Supplied records >>
_ _ _

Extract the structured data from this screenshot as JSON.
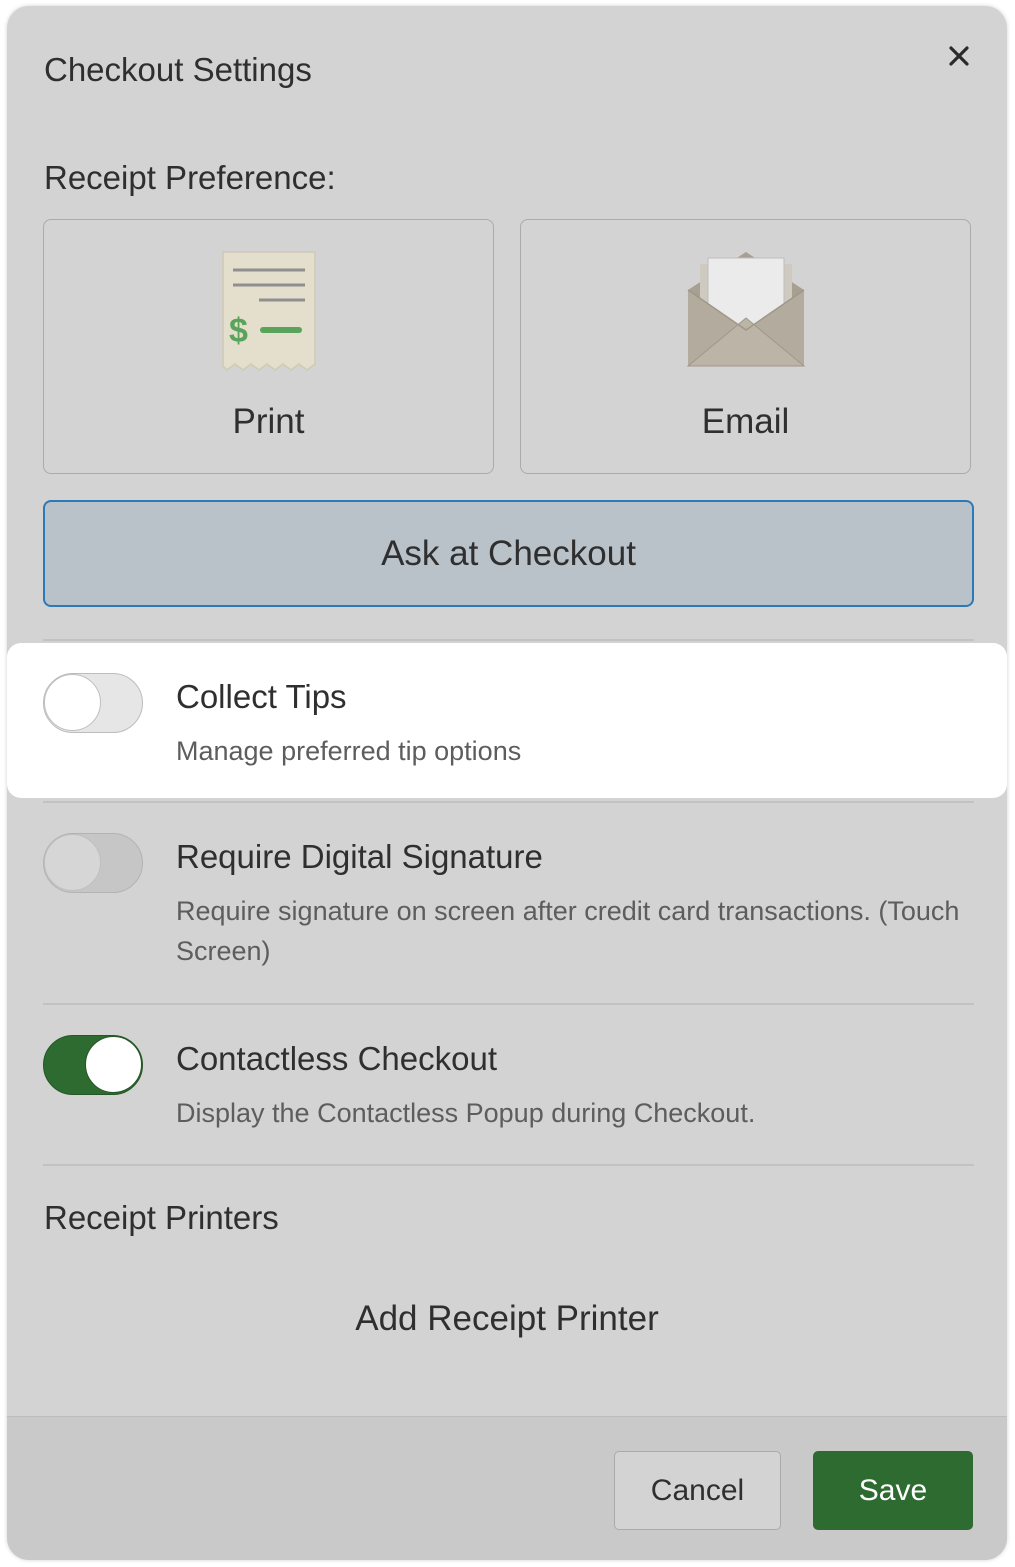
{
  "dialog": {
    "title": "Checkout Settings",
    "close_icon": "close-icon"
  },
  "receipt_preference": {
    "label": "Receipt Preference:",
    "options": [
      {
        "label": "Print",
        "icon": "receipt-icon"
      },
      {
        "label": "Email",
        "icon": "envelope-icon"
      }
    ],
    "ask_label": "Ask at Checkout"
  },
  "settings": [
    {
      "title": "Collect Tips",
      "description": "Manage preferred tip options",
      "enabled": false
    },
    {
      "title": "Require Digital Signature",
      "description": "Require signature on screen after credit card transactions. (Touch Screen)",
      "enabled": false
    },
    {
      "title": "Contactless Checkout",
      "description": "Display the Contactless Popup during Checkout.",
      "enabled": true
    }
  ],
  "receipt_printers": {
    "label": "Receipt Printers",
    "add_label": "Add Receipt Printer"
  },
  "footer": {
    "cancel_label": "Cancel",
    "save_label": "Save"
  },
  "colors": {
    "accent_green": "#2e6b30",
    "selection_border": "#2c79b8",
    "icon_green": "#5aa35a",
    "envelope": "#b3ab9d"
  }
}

_ _ _

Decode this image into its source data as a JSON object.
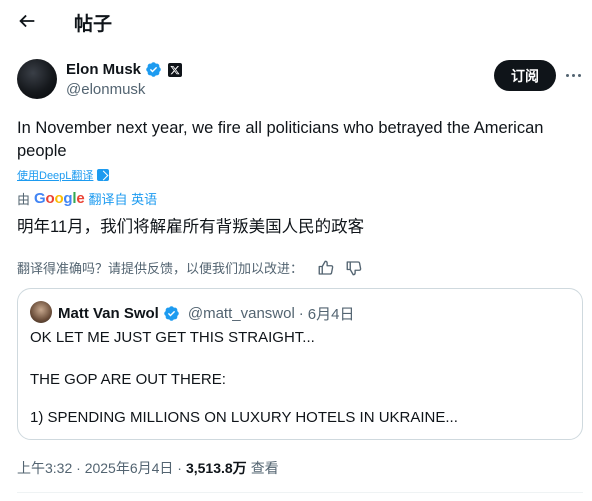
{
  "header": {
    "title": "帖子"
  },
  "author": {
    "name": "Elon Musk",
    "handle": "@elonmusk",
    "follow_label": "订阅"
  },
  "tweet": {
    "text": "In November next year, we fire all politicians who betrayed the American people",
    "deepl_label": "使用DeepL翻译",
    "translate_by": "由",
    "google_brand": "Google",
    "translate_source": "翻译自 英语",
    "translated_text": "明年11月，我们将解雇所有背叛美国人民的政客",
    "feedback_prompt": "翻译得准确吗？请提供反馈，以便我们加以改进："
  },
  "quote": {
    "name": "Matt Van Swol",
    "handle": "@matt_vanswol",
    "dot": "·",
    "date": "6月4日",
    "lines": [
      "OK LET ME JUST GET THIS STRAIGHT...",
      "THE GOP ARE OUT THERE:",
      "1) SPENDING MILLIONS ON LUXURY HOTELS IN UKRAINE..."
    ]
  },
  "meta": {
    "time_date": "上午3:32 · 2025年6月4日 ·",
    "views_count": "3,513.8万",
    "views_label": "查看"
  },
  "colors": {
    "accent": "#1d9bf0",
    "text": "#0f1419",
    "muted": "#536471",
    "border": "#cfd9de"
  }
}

_ _ _

What you will do >> Report how many lines of the entries hold the string "Require". Provide the number alone.

Exercise result >> 2